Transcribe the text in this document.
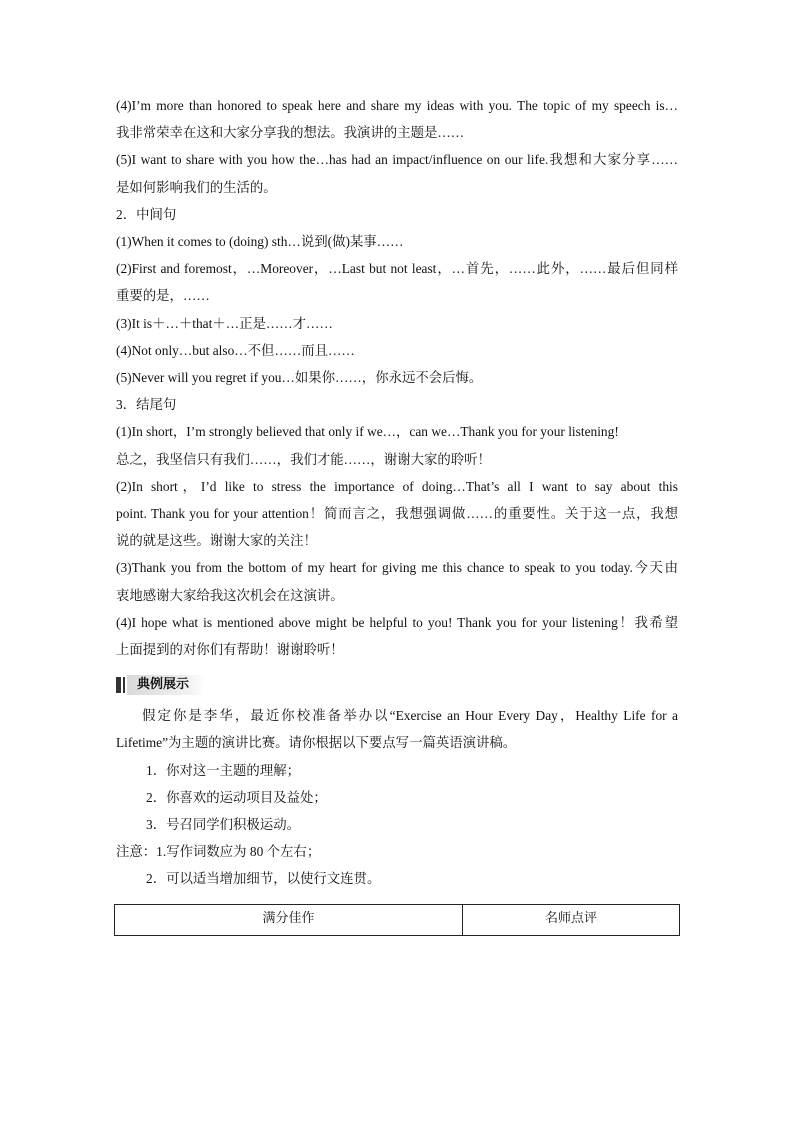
(4)I’m more than honored to speak here and share my ideas with you. The topic of my speech is…
我非常荣幸在这和大家分享我的想法。我演讲的主题是……
(5)I want to share with you how the…has had an impact/influence on our life.我想和大家分享……
是如何影响我们的生活的。
2．中间句
(1)When it comes to (doing) sth…说到(做)某事……
(2)First and foremost，…Moreover，…Last but not least，…首先，……此外，……最后但同样
重要的是，……
(3)It is＋…＋that＋…正是……才……
(4)Not only…but also…不但……而且……
(5)Never will you regret if you…如果你……，你永远不会后悔。
3．结尾句
(1)In short，I’m strongly believed that only if we…，can we…Thank you for your listening!
总之，我坚信只有我们……，我们才能……，谢谢大家的聆听！
(2)In short，I’d like to stress the importance of doing…That’s all I want to say about this
point. Thank you for your attention！简而言之，我想强调做……的重要性。关于这一点，我想
说的就是这些。谢谢大家的关注！
(3)Thank you from the bottom of my heart for giving me this chance to speak to you today.今天由
衷地感谢大家给我这次机会在这演讲。
(4)I hope what is mentioned above might be helpful to you! Thank you for your listening！我希望
上面提到的对你们有帮助！谢谢聆听！
典例展示
假定你是李华，最近你校准备举办以“Exercise an Hour Every Day，Healthy Life for a
Lifetime”为主题的演讲比赛。请你根据以下要点写一篇英语演讲稿。
1．你对这一主题的理解；
2．你喜欢的运动项目及益处；
3．号召同学们积极运动。
注意：1.写作词数应为 80 个左右；
2．可以适当增加细节，以使行文连贯。
满分佳作	名师点评
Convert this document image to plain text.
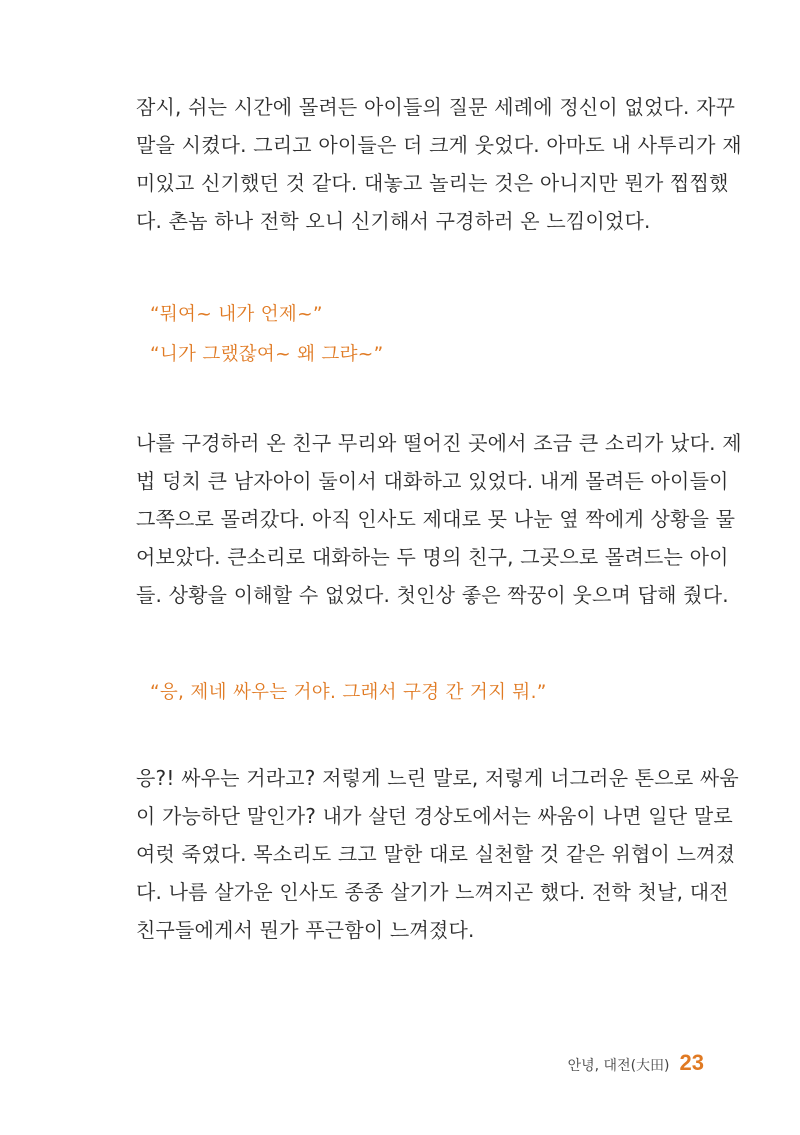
잠시, 쉬는 시간에 몰려든 아이들의 질문 세례에 정신이 없었다. 자꾸
말을 시켰다. 그리고 아이들은 더 크게 웃었다. 아마도 내 사투리가 재
미있고 신기했던 것 같다. 대놓고 놀리는 것은 아니지만 뭔가 찝찝했
다. 촌놈 하나 전학 오니 신기해서 구경하러 온 느낌이었다.
“뭐여~ 내가 언제~”
“니가 그랬잖여~ 왜 그랴~”
나를 구경하러 온 친구 무리와 떨어진 곳에서 조금 큰 소리가 났다. 제
법 덩치 큰 남자아이 둘이서 대화하고 있었다. 내게 몰려든 아이들이
그쪽으로 몰려갔다. 아직 인사도 제대로 못 나눈 옆 짝에게 상황을 물
어보았다. 큰소리로 대화하는 두 명의 친구, 그곳으로 몰려드는 아이
들. 상황을 이해할 수 없었다. 첫인상 좋은 짝꿍이 웃으며 답해 줬다.
“응, 제네 싸우는 거야. 그래서 구경 간 거지 뭐.”
응?! 싸우는 거라고? 저렇게 느린 말로, 저렇게 너그러운 톤으로 싸움
이 가능하단 말인가? 내가 살던 경상도에서는 싸움이 나면 일단 말로
여럿 죽였다. 목소리도 크고 말한 대로 실천할 것 같은 위협이 느껴졌
다. 나름 살가운 인사도 종종 살기가 느껴지곤 했다. 전학 첫날, 대전
친구들에게서 뭔가 푸근함이 느껴졌다.
안녕, 대전(大田) 23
--------------------
YOUR TASK
Verbatim reproduction of every record is required; images are left out.

SOLVED EXERCISE
Transcribe the text in this document.
(4)I’m more than honored to speak here and share my ideas with you. The topic of my speech is…
我非常荣幸在这和大家分享我的想法。我演讲的主题是……
(5)I want to share with you how the…has had an impact/influence on our life.我想和大家分享……
是如何影响我们的生活的。
2．中间句
(1)When it comes to (doing) sth…说到(做)某事……
(2)First and foremost，…Moreover，…Last but not least，…首先，……此外，……最后但同样
重要的是，……
(3)It is＋…＋that＋…正是……才……
(4)Not only…but also…不但……而且……
(5)Never will you regret if you…如果你……，你永远不会后悔。
3．结尾句
(1)In short，I’m strongly believed that only if we…，can we…Thank you for your listening!
总之，我坚信只有我们……，我们才能……，谢谢大家的聆听！
(2)In short，I’d like to stress the importance of doing…That’s all I want to say about this
point. Thank you for your attention！简而言之，我想强调做……的重要性。关于这一点，我想
说的就是这些。谢谢大家的关注！
(3)Thank you from the bottom of my heart for giving me this chance to speak to you today.今天由
衷地感谢大家给我这次机会在这演讲。
(4)I hope what is mentioned above might be helpful to you! Thank you for your listening！我希望
上面提到的对你们有帮助！谢谢聆听！
典例展示
假定你是李华，最近你校准备举办以“Exercise an Hour Every Day，Healthy Life for a
Lifetime”为主题的演讲比赛。请你根据以下要点写一篇英语演讲稿。
1．你对这一主题的理解；
2．你喜欢的运动项目及益处；
3．号召同学们积极运动。
注意：1.写作词数应为 80 个左右；
2．可以适当增加细节，以使行文连贯。
满分佳作	名师点评
Convert this document image to plain text.
잠시, 쉬는 시간에 몰려든 아이들의 질문 세례에 정신이 없었다. 자꾸
말을 시켰다. 그리고 아이들은 더 크게 웃었다. 아마도 내 사투리가 재
미있고 신기했던 것 같다. 대놓고 놀리는 것은 아니지만 뭔가 찝찝했
다. 촌놈 하나 전학 오니 신기해서 구경하러 온 느낌이었다.
“뭐여~ 내가 언제~”
“니가 그랬잖여~ 왜 그랴~”
나를 구경하러 온 친구 무리와 떨어진 곳에서 조금 큰 소리가 났다. 제
법 덩치 큰 남자아이 둘이서 대화하고 있었다. 내게 몰려든 아이들이
그쪽으로 몰려갔다. 아직 인사도 제대로 못 나눈 옆 짝에게 상황을 물
어보았다. 큰소리로 대화하는 두 명의 친구, 그곳으로 몰려드는 아이
들. 상황을 이해할 수 없었다. 첫인상 좋은 짝꿍이 웃으며 답해 줬다.
“응, 제네 싸우는 거야. 그래서 구경 간 거지 뭐.”
응?! 싸우는 거라고? 저렇게 느린 말로, 저렇게 너그러운 톤으로 싸움
이 가능하단 말인가? 내가 살던 경상도에서는 싸움이 나면 일단 말로
여럿 죽였다. 목소리도 크고 말한 대로 실천할 것 같은 위협이 느껴졌
다. 나름 살가운 인사도 종종 살기가 느껴지곤 했다. 전학 첫날, 대전
친구들에게서 뭔가 푸근함이 느껴졌다.
안녕, 대전(大田) 23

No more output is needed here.